## start

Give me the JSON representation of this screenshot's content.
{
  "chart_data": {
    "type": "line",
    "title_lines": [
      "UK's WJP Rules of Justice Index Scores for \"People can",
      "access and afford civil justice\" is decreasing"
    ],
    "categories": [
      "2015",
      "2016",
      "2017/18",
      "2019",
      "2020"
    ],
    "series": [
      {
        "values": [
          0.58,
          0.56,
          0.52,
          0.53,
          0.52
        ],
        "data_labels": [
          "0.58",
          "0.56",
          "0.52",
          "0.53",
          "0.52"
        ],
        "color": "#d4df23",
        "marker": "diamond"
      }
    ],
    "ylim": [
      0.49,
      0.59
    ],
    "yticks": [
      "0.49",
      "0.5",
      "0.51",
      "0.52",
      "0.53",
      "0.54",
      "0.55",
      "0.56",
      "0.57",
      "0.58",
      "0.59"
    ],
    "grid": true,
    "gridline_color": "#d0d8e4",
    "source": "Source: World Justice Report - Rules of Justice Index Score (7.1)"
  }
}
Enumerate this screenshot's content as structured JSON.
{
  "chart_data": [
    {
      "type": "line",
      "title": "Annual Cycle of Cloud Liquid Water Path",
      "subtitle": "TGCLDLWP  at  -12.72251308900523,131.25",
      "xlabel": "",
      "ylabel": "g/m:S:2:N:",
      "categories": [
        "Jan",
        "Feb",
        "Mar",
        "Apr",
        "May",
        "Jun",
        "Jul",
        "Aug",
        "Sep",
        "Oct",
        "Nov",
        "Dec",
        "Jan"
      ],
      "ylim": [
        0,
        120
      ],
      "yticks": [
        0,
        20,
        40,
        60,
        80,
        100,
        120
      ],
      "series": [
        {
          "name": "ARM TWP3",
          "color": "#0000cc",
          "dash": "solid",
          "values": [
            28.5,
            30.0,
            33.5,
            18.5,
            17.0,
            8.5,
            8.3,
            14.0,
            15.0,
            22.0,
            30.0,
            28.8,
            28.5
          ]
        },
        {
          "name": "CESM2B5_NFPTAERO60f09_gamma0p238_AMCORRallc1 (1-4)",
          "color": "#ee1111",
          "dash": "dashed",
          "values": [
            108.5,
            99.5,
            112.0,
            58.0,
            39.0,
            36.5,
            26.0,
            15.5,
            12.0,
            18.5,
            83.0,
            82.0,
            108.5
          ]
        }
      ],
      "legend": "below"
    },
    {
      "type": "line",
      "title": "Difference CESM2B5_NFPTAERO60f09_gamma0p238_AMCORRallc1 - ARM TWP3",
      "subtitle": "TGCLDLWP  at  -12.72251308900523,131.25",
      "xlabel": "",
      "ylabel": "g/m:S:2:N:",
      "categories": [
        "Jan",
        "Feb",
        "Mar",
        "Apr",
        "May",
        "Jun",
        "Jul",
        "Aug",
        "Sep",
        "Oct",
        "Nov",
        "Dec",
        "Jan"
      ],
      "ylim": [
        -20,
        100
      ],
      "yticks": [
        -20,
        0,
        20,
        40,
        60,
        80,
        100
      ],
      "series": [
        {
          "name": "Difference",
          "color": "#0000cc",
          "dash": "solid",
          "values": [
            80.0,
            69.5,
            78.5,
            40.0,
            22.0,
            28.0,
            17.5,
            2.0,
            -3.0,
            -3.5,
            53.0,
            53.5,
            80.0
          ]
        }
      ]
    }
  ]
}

## end

## TASK
Find the lines holding "this" and list every one.

## REPLY TO THE TASK
Give me the JSON representation of this screenshot's content.
Enumerate this screenshot's content as structured JSON.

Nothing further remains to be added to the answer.